(What the exercise asks): Find and copy lines holding "this".

(The records):
----

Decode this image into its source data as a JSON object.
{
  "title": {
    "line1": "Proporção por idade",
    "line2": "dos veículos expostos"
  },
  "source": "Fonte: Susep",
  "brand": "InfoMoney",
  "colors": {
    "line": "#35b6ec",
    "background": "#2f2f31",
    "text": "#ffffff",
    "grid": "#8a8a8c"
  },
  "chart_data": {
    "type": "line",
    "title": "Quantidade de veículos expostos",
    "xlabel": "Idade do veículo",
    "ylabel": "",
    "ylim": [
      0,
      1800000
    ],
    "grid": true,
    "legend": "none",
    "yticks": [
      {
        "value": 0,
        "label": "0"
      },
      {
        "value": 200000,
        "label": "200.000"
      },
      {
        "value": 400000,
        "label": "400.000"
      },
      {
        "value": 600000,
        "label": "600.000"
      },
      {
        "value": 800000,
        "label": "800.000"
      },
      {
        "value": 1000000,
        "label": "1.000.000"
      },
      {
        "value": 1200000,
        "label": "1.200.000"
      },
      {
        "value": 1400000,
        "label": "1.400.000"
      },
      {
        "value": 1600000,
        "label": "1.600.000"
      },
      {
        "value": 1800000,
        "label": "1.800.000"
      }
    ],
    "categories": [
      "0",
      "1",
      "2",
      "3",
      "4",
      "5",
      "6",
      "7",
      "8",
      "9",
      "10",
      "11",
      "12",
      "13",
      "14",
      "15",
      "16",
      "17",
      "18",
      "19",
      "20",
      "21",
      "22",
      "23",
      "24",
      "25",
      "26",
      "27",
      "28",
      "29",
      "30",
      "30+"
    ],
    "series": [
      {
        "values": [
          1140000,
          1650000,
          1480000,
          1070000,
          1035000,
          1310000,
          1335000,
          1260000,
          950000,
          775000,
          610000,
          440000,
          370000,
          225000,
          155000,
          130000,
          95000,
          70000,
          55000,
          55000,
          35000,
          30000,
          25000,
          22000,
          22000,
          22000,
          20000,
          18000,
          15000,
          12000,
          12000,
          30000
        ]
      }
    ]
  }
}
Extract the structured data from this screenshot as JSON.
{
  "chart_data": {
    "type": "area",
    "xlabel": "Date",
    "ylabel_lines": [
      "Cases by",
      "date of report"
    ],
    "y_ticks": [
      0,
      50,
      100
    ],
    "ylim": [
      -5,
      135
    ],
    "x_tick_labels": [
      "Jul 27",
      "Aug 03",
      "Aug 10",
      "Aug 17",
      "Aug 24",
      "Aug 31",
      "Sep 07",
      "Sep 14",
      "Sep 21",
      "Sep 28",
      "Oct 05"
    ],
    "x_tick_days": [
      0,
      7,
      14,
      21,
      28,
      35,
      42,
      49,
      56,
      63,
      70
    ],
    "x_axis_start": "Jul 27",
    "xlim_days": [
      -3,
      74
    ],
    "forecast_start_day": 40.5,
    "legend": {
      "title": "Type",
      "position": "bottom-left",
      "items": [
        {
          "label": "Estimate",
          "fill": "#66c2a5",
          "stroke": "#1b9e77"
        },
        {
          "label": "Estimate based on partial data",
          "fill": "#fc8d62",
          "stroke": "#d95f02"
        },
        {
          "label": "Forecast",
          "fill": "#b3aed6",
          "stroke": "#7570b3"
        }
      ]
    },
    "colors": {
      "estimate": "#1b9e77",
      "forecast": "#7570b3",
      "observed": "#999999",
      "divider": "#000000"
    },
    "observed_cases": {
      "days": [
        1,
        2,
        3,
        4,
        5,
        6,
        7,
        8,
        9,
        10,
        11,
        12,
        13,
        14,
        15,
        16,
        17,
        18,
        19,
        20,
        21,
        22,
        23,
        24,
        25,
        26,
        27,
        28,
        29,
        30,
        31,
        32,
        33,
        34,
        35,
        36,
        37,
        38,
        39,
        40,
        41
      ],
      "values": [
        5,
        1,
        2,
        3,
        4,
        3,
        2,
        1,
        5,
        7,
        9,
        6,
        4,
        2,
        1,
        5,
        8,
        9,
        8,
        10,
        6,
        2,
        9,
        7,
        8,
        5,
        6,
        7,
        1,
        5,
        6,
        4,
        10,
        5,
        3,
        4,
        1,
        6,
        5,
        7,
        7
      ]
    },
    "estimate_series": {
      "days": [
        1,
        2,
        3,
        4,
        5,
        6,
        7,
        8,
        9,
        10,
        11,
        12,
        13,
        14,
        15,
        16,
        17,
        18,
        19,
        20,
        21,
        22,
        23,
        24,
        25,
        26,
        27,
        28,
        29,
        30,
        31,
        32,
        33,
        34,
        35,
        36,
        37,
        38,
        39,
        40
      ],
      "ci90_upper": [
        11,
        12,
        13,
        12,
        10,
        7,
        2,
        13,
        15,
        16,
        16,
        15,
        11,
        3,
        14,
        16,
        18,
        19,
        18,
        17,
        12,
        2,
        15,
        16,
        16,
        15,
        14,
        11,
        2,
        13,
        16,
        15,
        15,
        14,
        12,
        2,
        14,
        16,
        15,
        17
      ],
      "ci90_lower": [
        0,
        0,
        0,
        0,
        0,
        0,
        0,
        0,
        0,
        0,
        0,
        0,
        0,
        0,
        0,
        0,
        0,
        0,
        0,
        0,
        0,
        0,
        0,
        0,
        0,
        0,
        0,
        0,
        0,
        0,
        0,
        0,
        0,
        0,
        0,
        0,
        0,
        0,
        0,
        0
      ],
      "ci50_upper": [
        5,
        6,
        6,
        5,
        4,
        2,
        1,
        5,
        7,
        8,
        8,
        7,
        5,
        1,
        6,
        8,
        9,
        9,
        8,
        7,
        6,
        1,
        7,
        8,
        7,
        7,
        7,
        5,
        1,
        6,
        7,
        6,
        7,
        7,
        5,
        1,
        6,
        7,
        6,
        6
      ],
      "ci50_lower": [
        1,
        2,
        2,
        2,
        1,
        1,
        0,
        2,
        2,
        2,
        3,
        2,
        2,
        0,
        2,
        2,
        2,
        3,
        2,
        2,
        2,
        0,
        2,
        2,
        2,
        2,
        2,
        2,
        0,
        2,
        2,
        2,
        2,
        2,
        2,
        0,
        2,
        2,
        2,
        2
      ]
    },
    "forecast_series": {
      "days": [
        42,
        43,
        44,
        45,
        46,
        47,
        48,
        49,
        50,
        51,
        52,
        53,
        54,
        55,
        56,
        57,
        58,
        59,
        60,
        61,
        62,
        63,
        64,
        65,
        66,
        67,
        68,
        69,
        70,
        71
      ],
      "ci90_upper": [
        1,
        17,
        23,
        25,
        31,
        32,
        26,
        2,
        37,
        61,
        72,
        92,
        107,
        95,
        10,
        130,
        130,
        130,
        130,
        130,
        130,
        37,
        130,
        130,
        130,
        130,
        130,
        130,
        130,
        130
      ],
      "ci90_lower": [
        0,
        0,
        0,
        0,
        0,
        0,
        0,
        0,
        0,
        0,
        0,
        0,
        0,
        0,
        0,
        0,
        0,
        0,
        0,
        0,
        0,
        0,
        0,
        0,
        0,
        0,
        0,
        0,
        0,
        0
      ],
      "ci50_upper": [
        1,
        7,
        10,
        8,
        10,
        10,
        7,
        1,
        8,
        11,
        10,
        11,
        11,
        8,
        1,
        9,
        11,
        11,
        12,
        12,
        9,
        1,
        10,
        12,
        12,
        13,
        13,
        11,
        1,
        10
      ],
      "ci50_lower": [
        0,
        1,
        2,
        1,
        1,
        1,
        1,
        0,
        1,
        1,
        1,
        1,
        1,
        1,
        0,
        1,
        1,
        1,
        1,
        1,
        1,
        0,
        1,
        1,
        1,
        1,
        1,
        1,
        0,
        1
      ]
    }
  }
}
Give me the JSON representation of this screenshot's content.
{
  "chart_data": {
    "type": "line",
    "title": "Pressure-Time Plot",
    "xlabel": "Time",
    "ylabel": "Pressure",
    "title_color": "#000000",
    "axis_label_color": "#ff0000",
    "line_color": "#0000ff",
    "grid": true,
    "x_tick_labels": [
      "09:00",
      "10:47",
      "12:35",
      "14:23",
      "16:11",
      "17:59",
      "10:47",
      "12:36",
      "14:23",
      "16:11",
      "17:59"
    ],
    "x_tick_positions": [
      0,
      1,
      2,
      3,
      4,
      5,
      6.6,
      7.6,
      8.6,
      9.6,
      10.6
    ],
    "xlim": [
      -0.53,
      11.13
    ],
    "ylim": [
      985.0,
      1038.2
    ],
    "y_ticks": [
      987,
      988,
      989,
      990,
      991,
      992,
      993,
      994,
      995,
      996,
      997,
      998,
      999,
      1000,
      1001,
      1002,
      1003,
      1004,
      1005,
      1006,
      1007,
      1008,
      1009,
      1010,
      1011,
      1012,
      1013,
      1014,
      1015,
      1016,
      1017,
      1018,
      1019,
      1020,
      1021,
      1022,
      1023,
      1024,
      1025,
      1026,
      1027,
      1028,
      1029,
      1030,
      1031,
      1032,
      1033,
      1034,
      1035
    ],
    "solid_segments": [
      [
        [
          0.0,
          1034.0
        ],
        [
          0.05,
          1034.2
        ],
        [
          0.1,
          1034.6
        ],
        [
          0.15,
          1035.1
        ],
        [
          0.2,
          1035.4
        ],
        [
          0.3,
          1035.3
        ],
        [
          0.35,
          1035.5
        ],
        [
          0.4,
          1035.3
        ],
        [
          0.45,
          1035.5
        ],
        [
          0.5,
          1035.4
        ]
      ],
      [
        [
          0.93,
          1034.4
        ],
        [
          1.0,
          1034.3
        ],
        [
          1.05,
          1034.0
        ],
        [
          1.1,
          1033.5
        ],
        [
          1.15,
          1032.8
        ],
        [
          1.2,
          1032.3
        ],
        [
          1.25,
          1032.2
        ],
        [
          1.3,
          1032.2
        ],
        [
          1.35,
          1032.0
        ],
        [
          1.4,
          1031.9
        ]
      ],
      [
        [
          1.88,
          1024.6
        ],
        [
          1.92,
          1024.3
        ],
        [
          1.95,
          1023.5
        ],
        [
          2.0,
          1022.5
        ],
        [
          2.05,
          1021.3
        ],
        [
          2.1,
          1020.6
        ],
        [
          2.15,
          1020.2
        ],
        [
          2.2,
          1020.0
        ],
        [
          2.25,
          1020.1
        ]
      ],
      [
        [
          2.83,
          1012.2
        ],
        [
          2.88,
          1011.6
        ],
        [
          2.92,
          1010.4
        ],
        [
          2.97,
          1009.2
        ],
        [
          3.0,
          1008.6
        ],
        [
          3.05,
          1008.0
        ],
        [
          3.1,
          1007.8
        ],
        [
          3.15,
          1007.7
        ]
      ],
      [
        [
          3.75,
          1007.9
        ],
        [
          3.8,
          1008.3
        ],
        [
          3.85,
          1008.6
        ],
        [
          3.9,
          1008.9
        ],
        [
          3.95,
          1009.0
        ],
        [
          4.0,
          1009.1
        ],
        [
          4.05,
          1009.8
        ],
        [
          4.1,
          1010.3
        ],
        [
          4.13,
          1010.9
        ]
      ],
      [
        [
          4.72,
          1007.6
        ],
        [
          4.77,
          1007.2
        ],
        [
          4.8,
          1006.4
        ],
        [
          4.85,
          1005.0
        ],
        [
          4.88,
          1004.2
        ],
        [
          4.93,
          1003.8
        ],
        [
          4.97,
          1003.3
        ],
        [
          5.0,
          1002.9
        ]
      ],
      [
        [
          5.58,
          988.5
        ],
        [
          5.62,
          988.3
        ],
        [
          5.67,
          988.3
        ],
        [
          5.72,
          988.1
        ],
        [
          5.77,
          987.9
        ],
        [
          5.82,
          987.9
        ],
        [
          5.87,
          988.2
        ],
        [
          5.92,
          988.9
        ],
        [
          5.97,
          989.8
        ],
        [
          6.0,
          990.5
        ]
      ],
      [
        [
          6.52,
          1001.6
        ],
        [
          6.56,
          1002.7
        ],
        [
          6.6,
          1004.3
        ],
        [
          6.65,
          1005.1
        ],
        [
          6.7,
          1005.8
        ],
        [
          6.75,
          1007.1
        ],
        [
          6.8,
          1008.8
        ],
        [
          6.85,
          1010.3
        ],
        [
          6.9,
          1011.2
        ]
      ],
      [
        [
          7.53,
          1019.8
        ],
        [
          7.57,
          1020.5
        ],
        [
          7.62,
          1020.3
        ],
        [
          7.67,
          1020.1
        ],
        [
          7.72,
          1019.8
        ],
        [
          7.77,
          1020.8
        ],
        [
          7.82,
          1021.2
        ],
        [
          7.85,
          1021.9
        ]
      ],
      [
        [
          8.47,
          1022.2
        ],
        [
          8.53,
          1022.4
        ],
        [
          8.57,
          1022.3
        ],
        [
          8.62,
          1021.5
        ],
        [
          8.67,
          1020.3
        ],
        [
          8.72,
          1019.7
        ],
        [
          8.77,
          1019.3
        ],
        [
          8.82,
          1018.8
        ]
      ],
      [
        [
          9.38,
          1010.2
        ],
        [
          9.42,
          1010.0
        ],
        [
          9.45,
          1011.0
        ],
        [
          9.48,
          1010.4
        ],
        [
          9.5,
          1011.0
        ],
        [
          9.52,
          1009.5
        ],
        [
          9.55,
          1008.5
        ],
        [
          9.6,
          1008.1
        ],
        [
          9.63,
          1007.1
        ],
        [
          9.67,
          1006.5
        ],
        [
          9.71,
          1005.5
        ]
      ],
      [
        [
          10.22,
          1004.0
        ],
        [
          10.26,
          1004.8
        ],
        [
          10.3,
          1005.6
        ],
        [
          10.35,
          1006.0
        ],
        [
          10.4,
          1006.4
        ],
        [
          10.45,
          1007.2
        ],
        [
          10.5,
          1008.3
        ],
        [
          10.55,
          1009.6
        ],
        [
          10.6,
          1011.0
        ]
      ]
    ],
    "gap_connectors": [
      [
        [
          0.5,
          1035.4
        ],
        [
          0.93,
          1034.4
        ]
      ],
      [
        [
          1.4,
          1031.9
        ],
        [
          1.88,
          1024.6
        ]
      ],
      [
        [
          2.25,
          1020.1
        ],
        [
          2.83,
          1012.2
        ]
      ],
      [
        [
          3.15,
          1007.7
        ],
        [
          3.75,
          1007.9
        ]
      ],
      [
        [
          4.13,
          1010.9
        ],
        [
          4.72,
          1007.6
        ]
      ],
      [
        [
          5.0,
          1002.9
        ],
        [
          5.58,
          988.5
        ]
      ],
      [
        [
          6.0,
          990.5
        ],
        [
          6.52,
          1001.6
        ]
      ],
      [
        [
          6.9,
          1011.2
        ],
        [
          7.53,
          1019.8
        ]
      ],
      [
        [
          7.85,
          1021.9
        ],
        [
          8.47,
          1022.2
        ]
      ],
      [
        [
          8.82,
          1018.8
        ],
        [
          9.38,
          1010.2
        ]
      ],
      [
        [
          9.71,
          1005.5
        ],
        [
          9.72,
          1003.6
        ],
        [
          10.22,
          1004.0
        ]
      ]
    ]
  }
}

----

(Task solution):
Decode this image into its source data as a JSON object.
Extract the structured data from this screenshot as JSON.
Give me the JSON representation of this screenshot's content.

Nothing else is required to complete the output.